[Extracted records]
━━━

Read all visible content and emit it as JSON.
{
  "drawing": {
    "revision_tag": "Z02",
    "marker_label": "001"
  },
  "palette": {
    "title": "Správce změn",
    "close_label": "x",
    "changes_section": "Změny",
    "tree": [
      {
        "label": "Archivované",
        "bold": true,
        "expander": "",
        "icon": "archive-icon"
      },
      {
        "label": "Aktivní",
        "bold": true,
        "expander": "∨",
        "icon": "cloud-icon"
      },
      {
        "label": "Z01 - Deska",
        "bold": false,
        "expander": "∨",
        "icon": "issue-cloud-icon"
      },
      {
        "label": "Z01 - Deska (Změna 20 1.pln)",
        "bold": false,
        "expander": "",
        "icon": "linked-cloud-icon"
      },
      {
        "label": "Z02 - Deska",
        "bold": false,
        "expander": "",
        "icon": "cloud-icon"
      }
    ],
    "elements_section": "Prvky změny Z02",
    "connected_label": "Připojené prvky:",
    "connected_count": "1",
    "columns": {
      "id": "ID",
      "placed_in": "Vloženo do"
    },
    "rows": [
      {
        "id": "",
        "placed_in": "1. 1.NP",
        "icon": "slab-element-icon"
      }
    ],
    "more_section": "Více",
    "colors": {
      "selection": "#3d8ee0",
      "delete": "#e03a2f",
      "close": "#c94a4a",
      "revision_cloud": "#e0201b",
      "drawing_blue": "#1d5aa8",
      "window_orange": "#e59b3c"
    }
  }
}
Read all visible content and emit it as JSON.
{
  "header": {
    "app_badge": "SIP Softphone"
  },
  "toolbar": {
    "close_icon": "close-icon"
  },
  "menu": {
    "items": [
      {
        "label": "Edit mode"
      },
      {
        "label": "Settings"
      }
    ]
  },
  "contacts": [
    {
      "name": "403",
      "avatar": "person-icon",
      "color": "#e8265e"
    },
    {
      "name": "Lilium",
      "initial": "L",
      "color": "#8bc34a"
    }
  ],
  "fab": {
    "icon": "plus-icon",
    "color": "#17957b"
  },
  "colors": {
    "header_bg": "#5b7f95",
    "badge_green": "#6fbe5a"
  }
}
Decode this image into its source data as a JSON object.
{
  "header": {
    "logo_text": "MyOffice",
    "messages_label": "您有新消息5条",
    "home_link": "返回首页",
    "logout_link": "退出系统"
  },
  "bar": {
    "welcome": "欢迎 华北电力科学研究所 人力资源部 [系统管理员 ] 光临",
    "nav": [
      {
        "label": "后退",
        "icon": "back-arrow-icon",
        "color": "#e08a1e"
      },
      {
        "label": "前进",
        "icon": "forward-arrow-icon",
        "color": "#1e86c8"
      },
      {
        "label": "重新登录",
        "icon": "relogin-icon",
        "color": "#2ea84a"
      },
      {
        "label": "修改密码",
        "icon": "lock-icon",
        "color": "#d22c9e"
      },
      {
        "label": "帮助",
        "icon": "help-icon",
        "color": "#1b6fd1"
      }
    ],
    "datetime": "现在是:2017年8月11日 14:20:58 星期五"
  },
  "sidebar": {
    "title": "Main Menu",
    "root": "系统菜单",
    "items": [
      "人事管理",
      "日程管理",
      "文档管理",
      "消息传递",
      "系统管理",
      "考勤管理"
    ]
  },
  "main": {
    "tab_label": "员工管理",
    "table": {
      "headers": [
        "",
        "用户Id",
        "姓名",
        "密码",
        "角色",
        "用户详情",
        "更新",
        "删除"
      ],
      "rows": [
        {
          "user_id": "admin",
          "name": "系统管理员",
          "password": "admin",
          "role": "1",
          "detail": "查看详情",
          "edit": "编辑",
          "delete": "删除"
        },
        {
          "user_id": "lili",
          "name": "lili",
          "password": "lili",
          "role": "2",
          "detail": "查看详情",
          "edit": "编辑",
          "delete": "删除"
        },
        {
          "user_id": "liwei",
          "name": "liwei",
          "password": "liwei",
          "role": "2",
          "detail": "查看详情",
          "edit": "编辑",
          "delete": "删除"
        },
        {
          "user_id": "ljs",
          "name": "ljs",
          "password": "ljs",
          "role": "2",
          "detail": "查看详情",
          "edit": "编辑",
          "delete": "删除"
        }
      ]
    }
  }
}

━━━

→ **What to work on**
List every line above that holds the word "Deska".

→ **Solution to this task**
        "label": "Z01 - Deska",
        "label": "Z01 - Deska (Změna 20 1.pln)",
        "label": "Z02 - Deska",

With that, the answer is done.